■ **УСЛОВИЕ ЗАДАНИЯ**
Перечислите все качества, которые, по словам Анатолия Мариенгофа в приведенном ниже отрывке о Бениславской и Есенине, он не встречал в жизни в большей мере, чем у Гали.

■ **ФРАГМЕНТ ИСТОЧНИКА**
"""

Вновь и вновь возвращается Бениславская памятью к тому, что было между ней и Есениным. И вот что примечательно — и так характерно для любовных отношений Есенина с женщинами, любившими его, — они всегда выступали инициаторами любовной игры. Он же был только ее пассивным участником.
3 июня 1922 года Галя записывает в своем дневнике: «Думала опять о нем. Не отогнать мыслей. Вспомнила, что все была «игра». Мы, как дети, искренне увлеклись игрой (оба: и я, и он), но его позвала мама, он игру бросил, а я — одна, и некого позвать, чтобы доиграть. Но все же игру затеяла я, а не он».
И вновь, и вновь Бениславская подчеркивает свою готовность к самоотречению ради своей любви к Есенину.
«Буду беречь себя, — пишет она в дневнике, — всегда готовая, если понадобится, прийти по первому его зову, по первому его желанию перечеркнуть все прожитое и все чаемое впереди, перечеркнуть одним размахом, без колебания, без сожаления».
Когда Галя Бениславская записывала эти слова, она еще не знала, какие душевные переживания готовит ей судьба. Впереди будет счастье обладания (хотя бы кажущегося) любимым человеком, и горечь от нанесенного им оскорбления, самого тяжелого оскорбления, какое может нанести мужчина женщине, которая его беззаветно любит, и утрата — смерть Есенина, — и страшное решение, принятое Галей Бениславской ровно через год после того, как Есенин ушел из жизни.
Анатолий Мариенгоф, который, как можно было заметить из предыдущего повествования, ревновал своего друга к близким ему женщинам и отзывался о них, как правило, довольно злобно, о Гале Бениславской написал неожиданно тепло:
«После возвращения Есенина из-за границы Галя стала для него самым близким человеком: возлюбленной, другом, нянькой… Я, пожалуй, не встречал в жизни большего, чем у Гали, самопожертвования, большей преданности, небрезгливости и, конечно, любви. Она отдала Есенину всю себя, ничего для себя не требуя и не получая».

"""

Записи из набора данных
"""

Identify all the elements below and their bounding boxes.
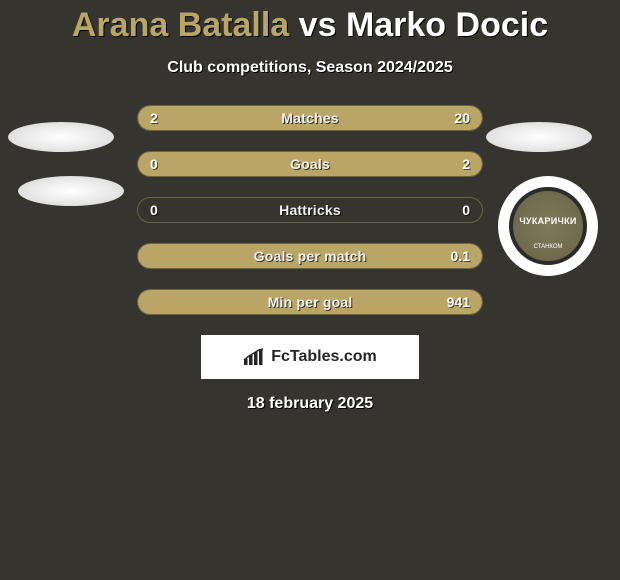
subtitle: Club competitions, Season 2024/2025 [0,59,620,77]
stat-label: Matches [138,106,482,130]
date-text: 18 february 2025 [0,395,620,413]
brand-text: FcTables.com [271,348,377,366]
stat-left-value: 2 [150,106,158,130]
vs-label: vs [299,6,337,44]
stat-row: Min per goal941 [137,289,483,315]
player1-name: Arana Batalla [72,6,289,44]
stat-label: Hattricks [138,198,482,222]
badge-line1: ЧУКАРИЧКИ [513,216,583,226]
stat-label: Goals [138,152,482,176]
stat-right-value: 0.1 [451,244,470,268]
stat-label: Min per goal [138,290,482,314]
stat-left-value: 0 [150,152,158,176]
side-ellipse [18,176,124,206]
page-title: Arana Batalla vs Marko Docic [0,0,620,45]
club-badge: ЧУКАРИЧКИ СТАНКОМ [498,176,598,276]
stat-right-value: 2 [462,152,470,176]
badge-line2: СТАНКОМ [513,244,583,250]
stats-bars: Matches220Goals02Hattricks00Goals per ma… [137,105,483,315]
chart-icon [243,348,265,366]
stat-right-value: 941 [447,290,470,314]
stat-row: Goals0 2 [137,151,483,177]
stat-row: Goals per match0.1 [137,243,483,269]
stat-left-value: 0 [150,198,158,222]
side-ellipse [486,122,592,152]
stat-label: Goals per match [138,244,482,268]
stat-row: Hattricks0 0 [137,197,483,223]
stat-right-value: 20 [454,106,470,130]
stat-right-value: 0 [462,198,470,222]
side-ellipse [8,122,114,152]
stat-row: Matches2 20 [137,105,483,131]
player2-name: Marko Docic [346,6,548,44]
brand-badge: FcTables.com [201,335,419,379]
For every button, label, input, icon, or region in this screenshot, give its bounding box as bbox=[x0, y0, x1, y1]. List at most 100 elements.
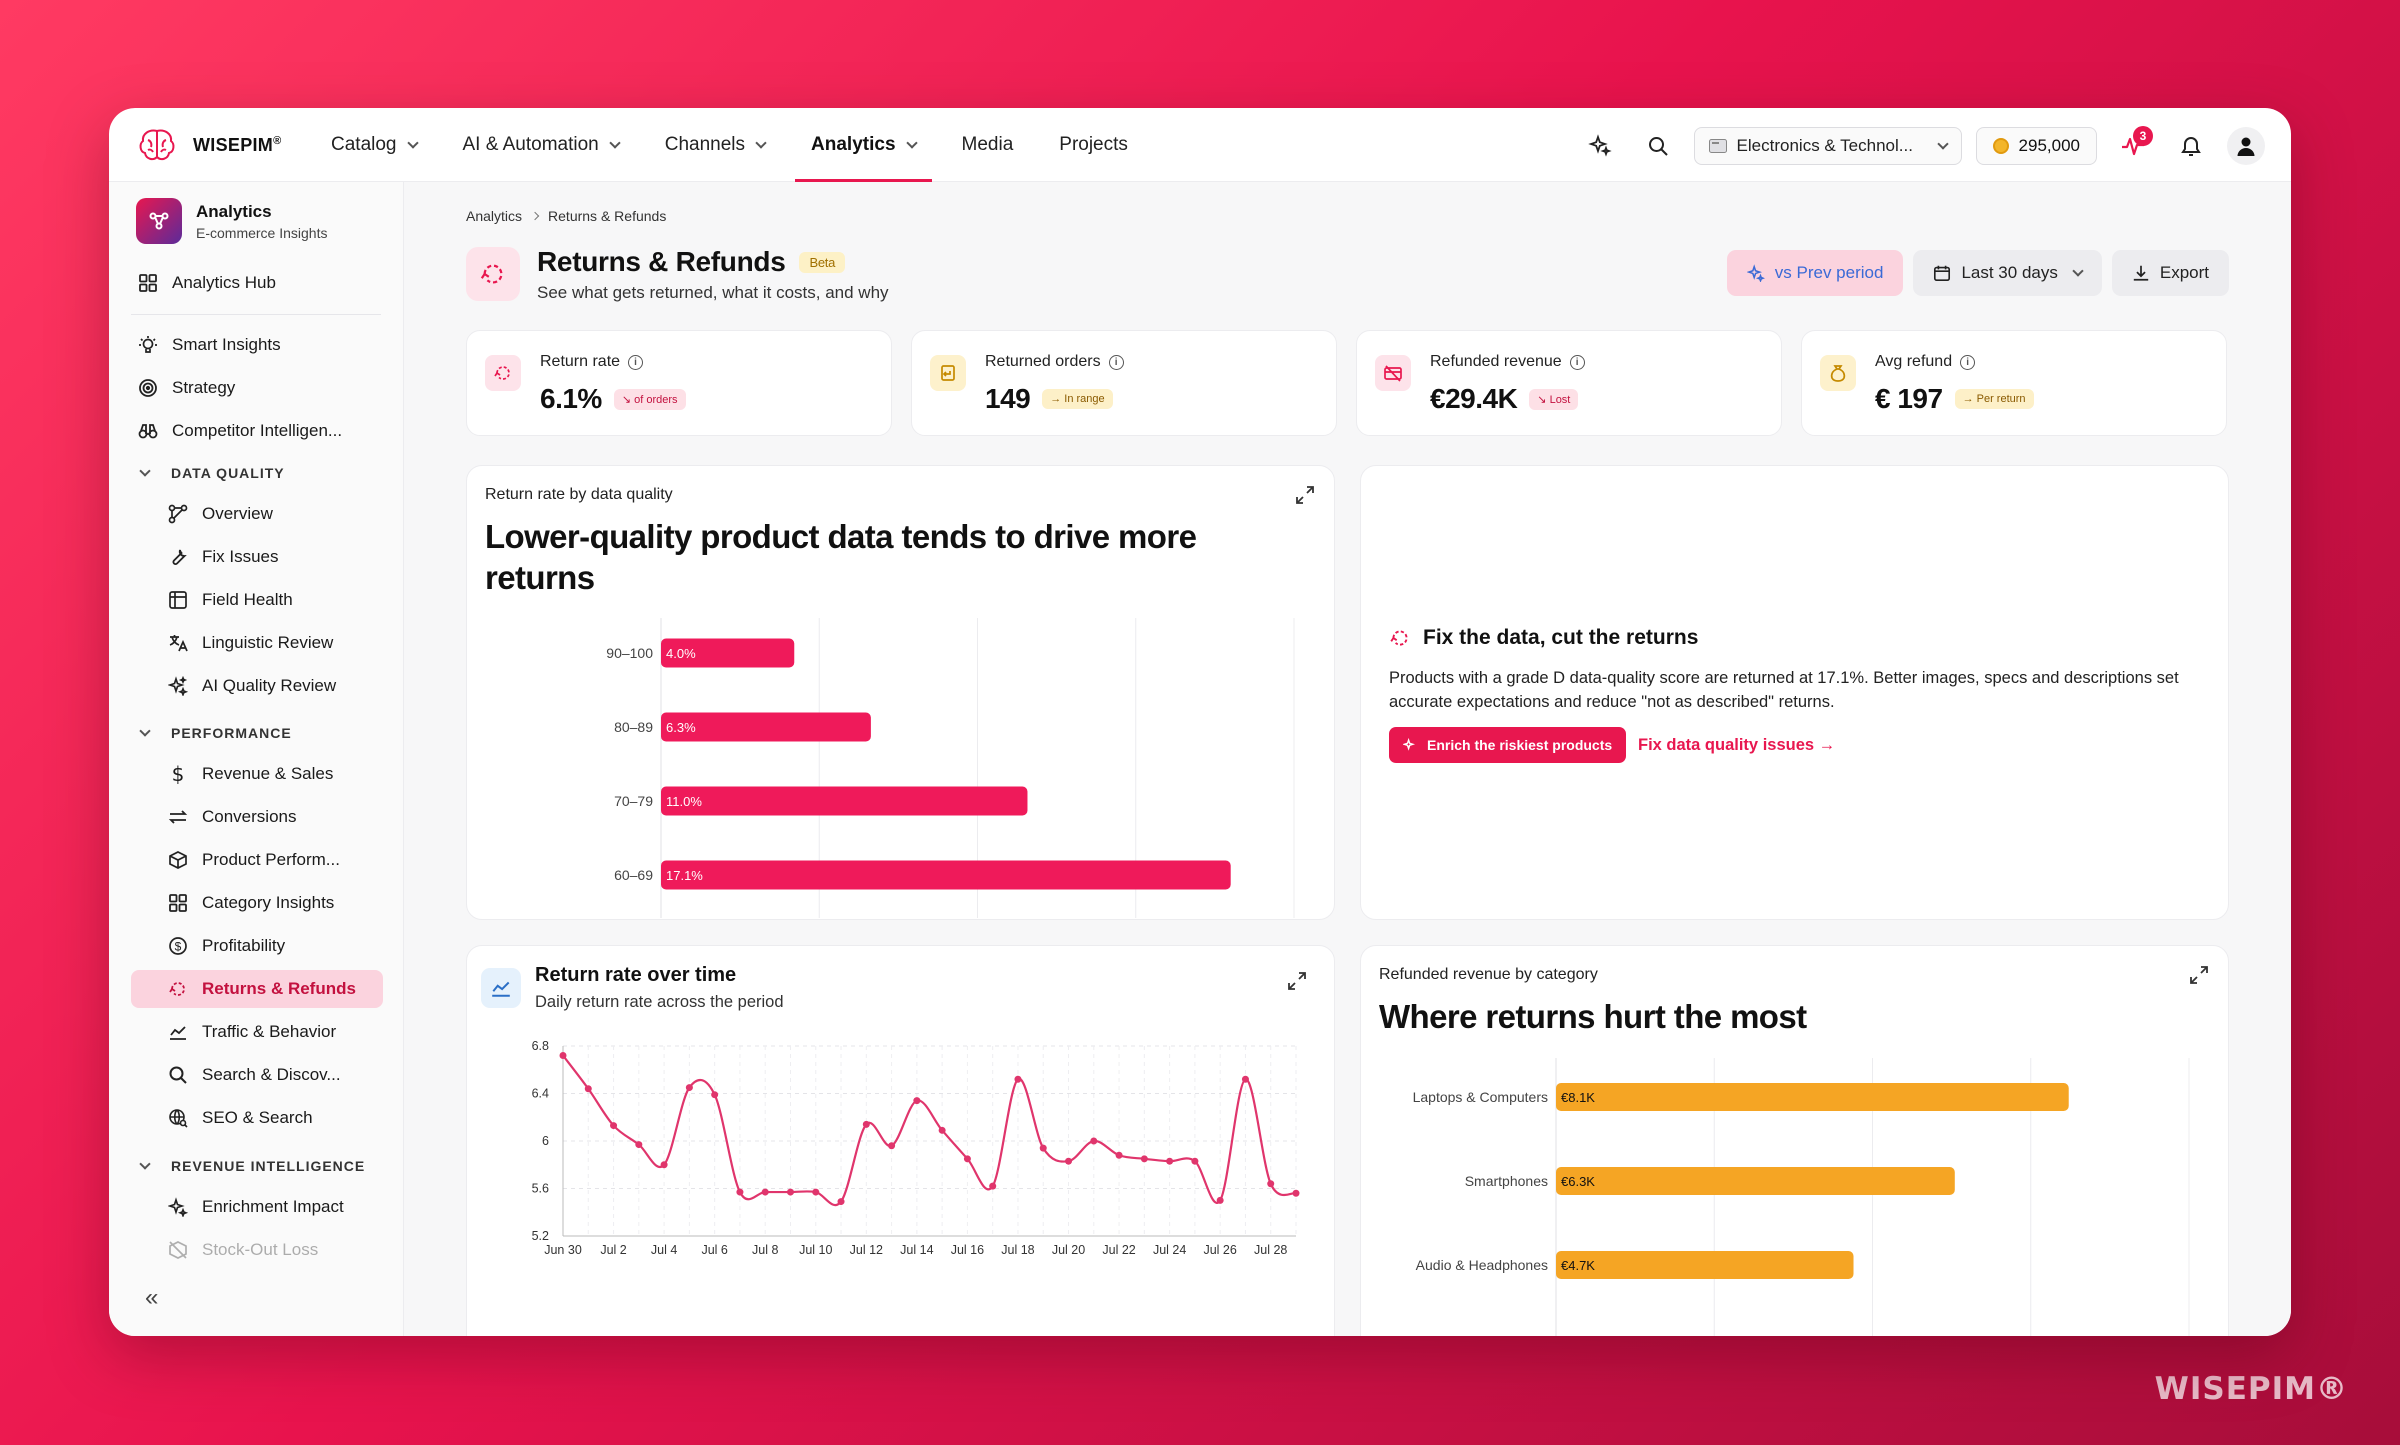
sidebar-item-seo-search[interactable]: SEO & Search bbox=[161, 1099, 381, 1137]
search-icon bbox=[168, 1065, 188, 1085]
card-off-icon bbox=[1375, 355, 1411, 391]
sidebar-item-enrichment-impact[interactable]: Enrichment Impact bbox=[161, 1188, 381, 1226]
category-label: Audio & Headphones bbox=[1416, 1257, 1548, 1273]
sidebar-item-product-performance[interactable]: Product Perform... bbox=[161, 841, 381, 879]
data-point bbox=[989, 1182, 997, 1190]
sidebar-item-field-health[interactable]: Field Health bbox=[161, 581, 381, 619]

"""

■ **ВЕРНЫЙ ОТВЕТ**
Самопожертвование, преданность, небрезгливость и любовь.